* [Stated exercise]: Without the pictures, output the records below word for word.

# start of Input data

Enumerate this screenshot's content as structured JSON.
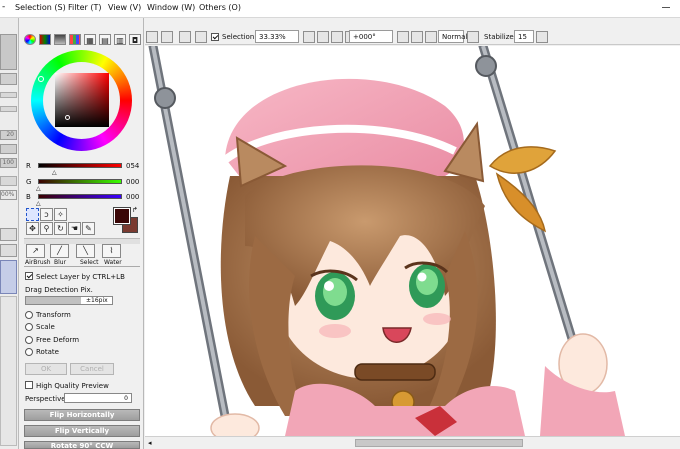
{
  "menu": [
    {
      "label": "Selection (S)"
    },
    {
      "label": "Filter (T)"
    },
    {
      "label": "View (V)"
    },
    {
      "label": "Window (W)"
    },
    {
      "label": "Others (O)"
    }
  ],
  "left_strip": {
    "values": [
      "20",
      "100",
      "00%"
    ]
  },
  "color_panel": {
    "r_label": "R",
    "g_label": "G",
    "b_label": "B",
    "r_value": "054",
    "g_value": "000",
    "b_value": "000",
    "primary_color": "#3a0606",
    "secondary_color": "#7a3a30"
  },
  "brush_tools": [
    {
      "label": "AirBrush"
    },
    {
      "label": "Blur"
    },
    {
      "label": "Select"
    },
    {
      "label": "Water"
    }
  ],
  "options": {
    "select_layer_label": "Select Layer by CTRL+LB",
    "drag_detection_label": "Drag Detection Pix.",
    "drag_detection_value": "±16pix",
    "transform_modes": [
      "Transform",
      "Scale",
      "Free Deform",
      "Rotate"
    ],
    "ok_label": "OK",
    "cancel_label": "Cancel",
    "hq_preview_label": "High Quality Preview",
    "perspective_label": "Perspective",
    "perspective_value": "0",
    "flip_h": "Flip Horizontally",
    "flip_v": "Flip Vertically",
    "rotate": "Rotate 90° CCW"
  },
  "toolbar": {
    "selection_label": "Selection",
    "zoom": "33.33%",
    "angle": "+000°",
    "blend": "Normal",
    "stabilizer_label": "Stabilizer",
    "stabilizer_value": "15"
  }
}
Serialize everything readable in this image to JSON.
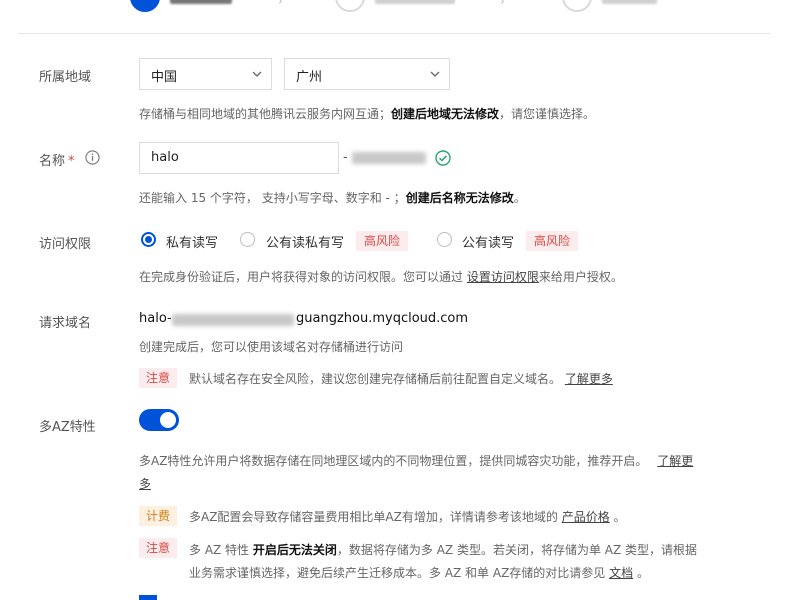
{
  "region": {
    "label": "所属地域",
    "country": "中国",
    "city": "广州",
    "help_prefix": "存储桶与相同地域的其他腾讯云服务内网互通；",
    "help_bold": "创建后地域无法修改",
    "help_suffix": "，请您谨慎选择。"
  },
  "name": {
    "label": "名称",
    "required_mark": "*",
    "value": "halo",
    "separator": "-",
    "help_prefix": "还能输入 15 个字符， 支持小写字母、数字和 - ；",
    "help_bold": "创建后名称无法修改",
    "help_suffix": "。"
  },
  "access": {
    "label": "访问权限",
    "options": [
      {
        "label": "私有读写",
        "checked": true,
        "risk": ""
      },
      {
        "label": "公有读私有写",
        "checked": false,
        "risk": "高风险"
      },
      {
        "label": "公有读写",
        "checked": false,
        "risk": "高风险"
      }
    ],
    "help_prefix": "在完成身份验证后，用户将获得对象的访问权限。您可以通过",
    "help_link": "设置访问权限",
    "help_suffix": "来给用户授权。"
  },
  "domain": {
    "label": "请求域名",
    "prefix": "halo-",
    "suffix": "guangzhou.myqcloud.com",
    "help": "创建完成后，您可以使用该域名对存储桶进行访问",
    "notice_tag": "注意",
    "notice_text": "默认域名存在安全风险，建议您创建完存储桶后前往配置自定义域名。",
    "notice_link": "了解更多"
  },
  "multi_az": {
    "label": "多AZ特性",
    "enabled": true,
    "help": "多AZ特性允许用户将数据存储在同地理区域内的不同物理位置，提供同城容灾功能，推荐开启。",
    "help_link_a": "了解更",
    "help_link_b": "多",
    "fee_tag": "计费",
    "fee_text": "多AZ配置会导致存储容量费用相比单AZ有增加，详情请参考该地域的",
    "fee_link": "产品价格",
    "fee_suffix": "。",
    "notice_tag": "注意",
    "notice_pre": "多 AZ 特性",
    "notice_bold": "开启后无法关闭",
    "notice_post": "，数据将存储为多 AZ 类型。若关闭，将存储为单 AZ 类型，请根据",
    "notice_line2": "业务需求谨慎选择，避免后续产生迁移成本。多 AZ 和单 AZ存储的对比请参见",
    "notice_link": "文档",
    "notice_end": "。"
  }
}
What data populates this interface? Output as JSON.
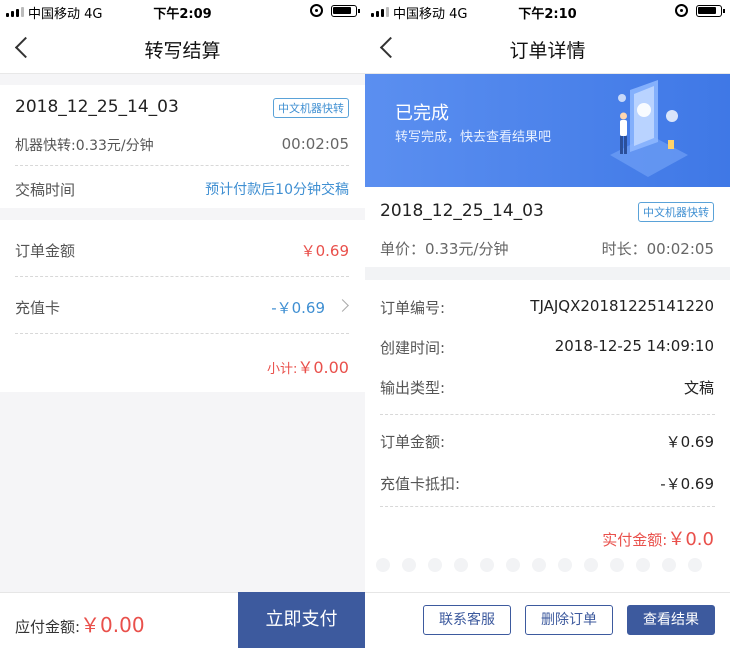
{
  "left": {
    "status": {
      "carrier": "中国移动  4G",
      "time": "下午2:09"
    },
    "nav": {
      "title": "转写结算"
    },
    "file": {
      "name": "2018_12_25_14_03",
      "tag": "中文机器快转"
    },
    "rate": {
      "label": "机器快转:0.33元/分钟",
      "duration": "00:02:05"
    },
    "delivery": {
      "label": "交稿时间",
      "value": "预计付款后10分钟交稿"
    },
    "order_amount": {
      "label": "订单金额",
      "value": "￥0.69"
    },
    "card": {
      "label": "充值卡",
      "value": "-￥0.69"
    },
    "subtotal": {
      "label": "小计:",
      "value": "￥0.00"
    },
    "payable": {
      "label": "应付金额:",
      "value": "￥0.00"
    },
    "pay_button": "立即支付"
  },
  "right": {
    "status": {
      "carrier": "中国移动  4G",
      "time": "下午2:10"
    },
    "nav": {
      "title": "订单详情"
    },
    "banner": {
      "status": "已完成",
      "subtitle": "转写完成，快去查看结果吧"
    },
    "file": {
      "name": "2018_12_25_14_03",
      "tag": "中文机器快转"
    },
    "unit_price": "单价：0.33元/分钟",
    "duration": "时长：00:02:05",
    "details": [
      {
        "label": "订单编号:",
        "value": "TJAJQX20181225141220"
      },
      {
        "label": "创建时间:",
        "value": "2018-12-25 14:09:10"
      },
      {
        "label": "输出类型:",
        "value": "文稿"
      }
    ],
    "amounts": [
      {
        "label": "订单金额:",
        "value": "￥0.69"
      },
      {
        "label": "充值卡抵扣:",
        "value": "-￥0.69"
      }
    ],
    "paid": {
      "label": "实付金额:",
      "value": "￥0.0"
    },
    "buttons": {
      "contact": "联系客服",
      "delete": "删除订单",
      "view": "查看结果"
    }
  },
  "colors": {
    "accent_blue": "#3d5a9e",
    "link_blue": "#3f8fd2",
    "price_red": "#e9504b",
    "banner_blue": "#4a83ec"
  },
  "icons": [
    "signal-icon",
    "orientation-lock-icon",
    "battery-icon",
    "back-chevron-icon",
    "chevron-right-icon"
  ]
}
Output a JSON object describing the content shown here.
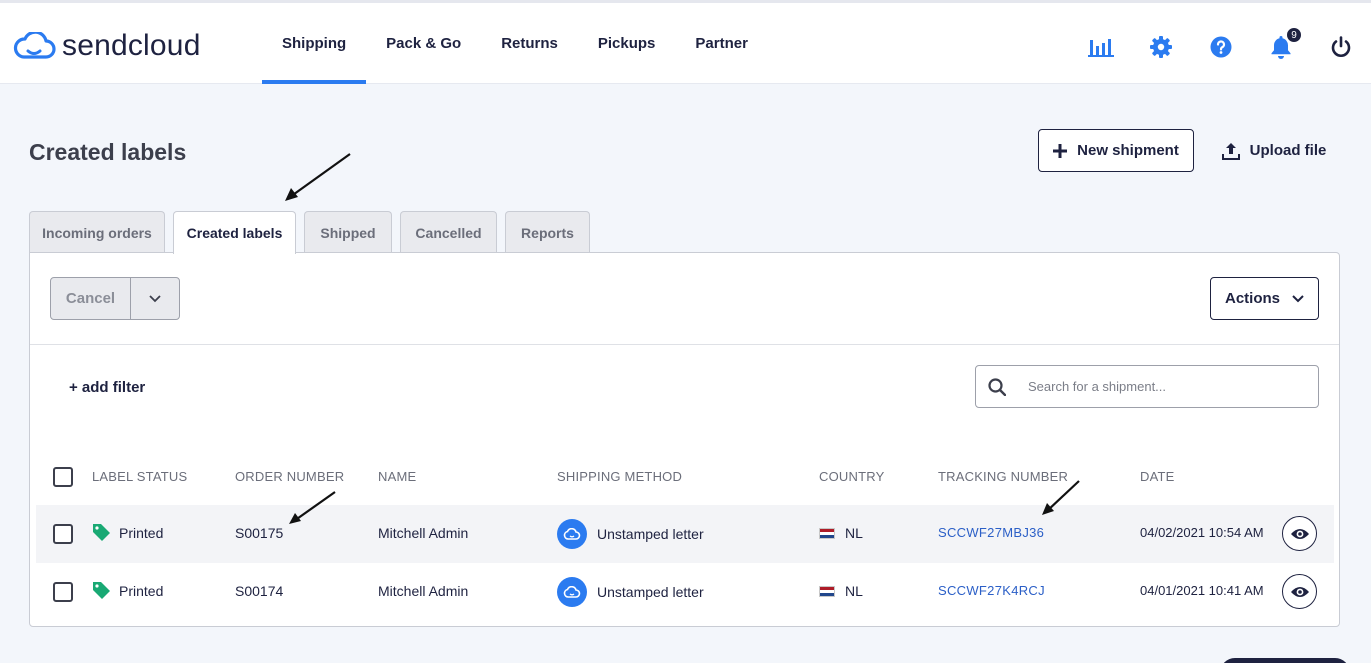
{
  "brand": {
    "name": "sendcloud",
    "accent": "#2b7bf0",
    "navy": "#1e2240"
  },
  "nav": {
    "items": [
      {
        "label": "Shipping",
        "active": true
      },
      {
        "label": "Pack & Go",
        "active": false
      },
      {
        "label": "Returns",
        "active": false
      },
      {
        "label": "Pickups",
        "active": false
      },
      {
        "label": "Partner",
        "active": false
      }
    ],
    "icons": [
      "analytics-icon",
      "gear-icon",
      "help-icon",
      "bell-icon",
      "power-icon"
    ],
    "notification_count": "9"
  },
  "page": {
    "title": "Created labels",
    "new_shipment_label": "New shipment",
    "upload_file_label": "Upload file"
  },
  "tabs": [
    {
      "label": "Incoming orders",
      "active": false
    },
    {
      "label": "Created labels",
      "active": true
    },
    {
      "label": "Shipped",
      "active": false
    },
    {
      "label": "Cancelled",
      "active": false
    },
    {
      "label": "Reports",
      "active": false
    }
  ],
  "toolbar": {
    "cancel_label": "Cancel",
    "actions_label": "Actions",
    "add_filter_label": "+ add filter",
    "search_placeholder": "Search for a shipment..."
  },
  "table": {
    "columns": [
      "LABEL STATUS",
      "ORDER NUMBER",
      "NAME",
      "SHIPPING METHOD",
      "COUNTRY",
      "TRACKING NUMBER",
      "DATE"
    ],
    "rows": [
      {
        "status": "Printed",
        "order": "S00175",
        "name": "Mitchell Admin",
        "method": "Unstamped letter",
        "country": "NL",
        "tracking": "SCCWF27MBJ36",
        "date": "04/02/2021 10:54 AM"
      },
      {
        "status": "Printed",
        "order": "S00174",
        "name": "Mitchell Admin",
        "method": "Unstamped letter",
        "country": "NL",
        "tracking": "SCCWF27K4RCJ",
        "date": "04/01/2021 10:41 AM"
      }
    ]
  }
}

# end of Input data

* [Full output]:
Enumerate this screenshot's content as structured JSON.
{
  "menu": [
    {
      "label": "Selection (S)"
    },
    {
      "label": "Filter (T)"
    },
    {
      "label": "View (V)"
    },
    {
      "label": "Window (W)"
    },
    {
      "label": "Others (O)"
    }
  ],
  "left_strip": {
    "values": [
      "20",
      "100",
      "00%"
    ]
  },
  "color_panel": {
    "r_label": "R",
    "g_label": "G",
    "b_label": "B",
    "r_value": "054",
    "g_value": "000",
    "b_value": "000",
    "primary_color": "#3a0606",
    "secondary_color": "#7a3a30"
  },
  "brush_tools": [
    {
      "label": "AirBrush"
    },
    {
      "label": "Blur"
    },
    {
      "label": "Select"
    },
    {
      "label": "Water"
    }
  ],
  "options": {
    "select_layer_label": "Select Layer by CTRL+LB",
    "drag_detection_label": "Drag Detection Pix.",
    "drag_detection_value": "±16pix",
    "transform_modes": [
      "Transform",
      "Scale",
      "Free Deform",
      "Rotate"
    ],
    "ok_label": "OK",
    "cancel_label": "Cancel",
    "hq_preview_label": "High Quality Preview",
    "perspective_label": "Perspective",
    "perspective_value": "0",
    "flip_h": "Flip Horizontally",
    "flip_v": "Flip Vertically",
    "rotate": "Rotate 90° CCW"
  },
  "toolbar": {
    "selection_label": "Selection",
    "zoom": "33.33%",
    "angle": "+000°",
    "blend": "Normal",
    "stabilizer_label": "Stabilizer",
    "stabilizer_value": "15"
  }
}
Serialize everything readable in this image to JSON.
{
  "region": {
    "label": "所属地域",
    "country": "中国",
    "city": "广州",
    "help_prefix": "存储桶与相同地域的其他腾讯云服务内网互通；",
    "help_bold": "创建后地域无法修改",
    "help_suffix": "，请您谨慎选择。"
  },
  "name": {
    "label": "名称",
    "required_mark": "*",
    "value": "halo",
    "separator": "-",
    "help_prefix": "还能输入 15 个字符， 支持小写字母、数字和 - ；",
    "help_bold": "创建后名称无法修改",
    "help_suffix": "。"
  },
  "access": {
    "label": "访问权限",
    "options": [
      {
        "label": "私有读写",
        "checked": true,
        "risk": ""
      },
      {
        "label": "公有读私有写",
        "checked": false,
        "risk": "高风险"
      },
      {
        "label": "公有读写",
        "checked": false,
        "risk": "高风险"
      }
    ],
    "help_prefix": "在完成身份验证后，用户将获得对象的访问权限。您可以通过",
    "help_link": "设置访问权限",
    "help_suffix": "来给用户授权。"
  },
  "domain": {
    "label": "请求域名",
    "prefix": "halo-",
    "suffix": "guangzhou.myqcloud.com",
    "help": "创建完成后，您可以使用该域名对存储桶进行访问",
    "notice_tag": "注意",
    "notice_text": "默认域名存在安全风险，建议您创建完存储桶后前往配置自定义域名。",
    "notice_link": "了解更多"
  },
  "multi_az": {
    "label": "多AZ特性",
    "enabled": true,
    "help": "多AZ特性允许用户将数据存储在同地理区域内的不同物理位置，提供同城容灾功能，推荐开启。",
    "help_link_a": "了解更",
    "help_link_b": "多",
    "fee_tag": "计费",
    "fee_text": "多AZ配置会导致存储容量费用相比单AZ有增加，详情请参考该地域的",
    "fee_link": "产品价格",
    "fee_suffix": "。",
    "notice_tag": "注意",
    "notice_pre": "多 AZ 特性",
    "notice_bold": "开启后无法关闭",
    "notice_post": "，数据将存储为多 AZ 类型。若关闭，将存储为单 AZ 类型，请根据",
    "notice_line2": "业务需求谨慎选择，避免后续产生迁移成本。多 AZ 和单 AZ存储的对比请参见",
    "notice_link": "文档",
    "notice_end": "。"
  }
}
What data populates this interface? Output as JSON.
{
  "left": {
    "status": {
      "carrier": "中国移动  4G",
      "time": "下午2:09"
    },
    "nav": {
      "title": "转写结算"
    },
    "file": {
      "name": "2018_12_25_14_03",
      "tag": "中文机器快转"
    },
    "rate": {
      "label": "机器快转:0.33元/分钟",
      "duration": "00:02:05"
    },
    "delivery": {
      "label": "交稿时间",
      "value": "预计付款后10分钟交稿"
    },
    "order_amount": {
      "label": "订单金额",
      "value": "￥0.69"
    },
    "card": {
      "label": "充值卡",
      "value": "-￥0.69"
    },
    "subtotal": {
      "label": "小计:",
      "value": "￥0.00"
    },
    "payable": {
      "label": "应付金额:",
      "value": "￥0.00"
    },
    "pay_button": "立即支付"
  },
  "right": {
    "status": {
      "carrier": "中国移动  4G",
      "time": "下午2:10"
    },
    "nav": {
      "title": "订单详情"
    },
    "banner": {
      "status": "已完成",
      "subtitle": "转写完成，快去查看结果吧"
    },
    "file": {
      "name": "2018_12_25_14_03",
      "tag": "中文机器快转"
    },
    "unit_price": "单价：0.33元/分钟",
    "duration": "时长：00:02:05",
    "details": [
      {
        "label": "订单编号:",
        "value": "TJAJQX20181225141220"
      },
      {
        "label": "创建时间:",
        "value": "2018-12-25 14:09:10"
      },
      {
        "label": "输出类型:",
        "value": "文稿"
      }
    ],
    "amounts": [
      {
        "label": "订单金额:",
        "value": "￥0.69"
      },
      {
        "label": "充值卡抵扣:",
        "value": "-￥0.69"
      }
    ],
    "paid": {
      "label": "实付金额:",
      "value": "￥0.0"
    },
    "buttons": {
      "contact": "联系客服",
      "delete": "删除订单",
      "view": "查看结果"
    }
  },
  "colors": {
    "accent_blue": "#3d5a9e",
    "link_blue": "#3f8fd2",
    "price_red": "#e9504b",
    "banner_blue": "#4a83ec"
  },
  "icons": [
    "signal-icon",
    "orientation-lock-icon",
    "battery-icon",
    "back-chevron-icon",
    "chevron-right-icon"
  ]
}
Output a JSON object describing the content shown here.
{
  "brand": {
    "name": "sendcloud",
    "accent": "#2b7bf0",
    "navy": "#1e2240"
  },
  "nav": {
    "items": [
      {
        "label": "Shipping",
        "active": true
      },
      {
        "label": "Pack & Go",
        "active": false
      },
      {
        "label": "Returns",
        "active": false
      },
      {
        "label": "Pickups",
        "active": false
      },
      {
        "label": "Partner",
        "active": false
      }
    ],
    "icons": [
      "analytics-icon",
      "gear-icon",
      "help-icon",
      "bell-icon",
      "power-icon"
    ],
    "notification_count": "9"
  },
  "page": {
    "title": "Created labels",
    "new_shipment_label": "New shipment",
    "upload_file_label": "Upload file"
  },
  "tabs": [
    {
      "label": "Incoming orders",
      "active": false
    },
    {
      "label": "Created labels",
      "active": true
    },
    {
      "label": "Shipped",
      "active": false
    },
    {
      "label": "Cancelled",
      "active": false
    },
    {
      "label": "Reports",
      "active": false
    }
  ],
  "toolbar": {
    "cancel_label": "Cancel",
    "actions_label": "Actions",
    "add_filter_label": "+ add filter",
    "search_placeholder": "Search for a shipment..."
  },
  "table": {
    "columns": [
      "LABEL STATUS",
      "ORDER NUMBER",
      "NAME",
      "SHIPPING METHOD",
      "COUNTRY",
      "TRACKING NUMBER",
      "DATE"
    ],
    "rows": [
      {
        "status": "Printed",
        "order": "S00175",
        "name": "Mitchell Admin",
        "method": "Unstamped letter",
        "country": "NL",
        "tracking": "SCCWF27MBJ36",
        "date": "04/02/2021 10:54 AM"
      },
      {
        "status": "Printed",
        "order": "S00174",
        "name": "Mitchell Admin",
        "method": "Unstamped letter",
        "country": "NL",
        "tracking": "SCCWF27K4RCJ",
        "date": "04/01/2021 10:41 AM"
      }
    ]
  }
}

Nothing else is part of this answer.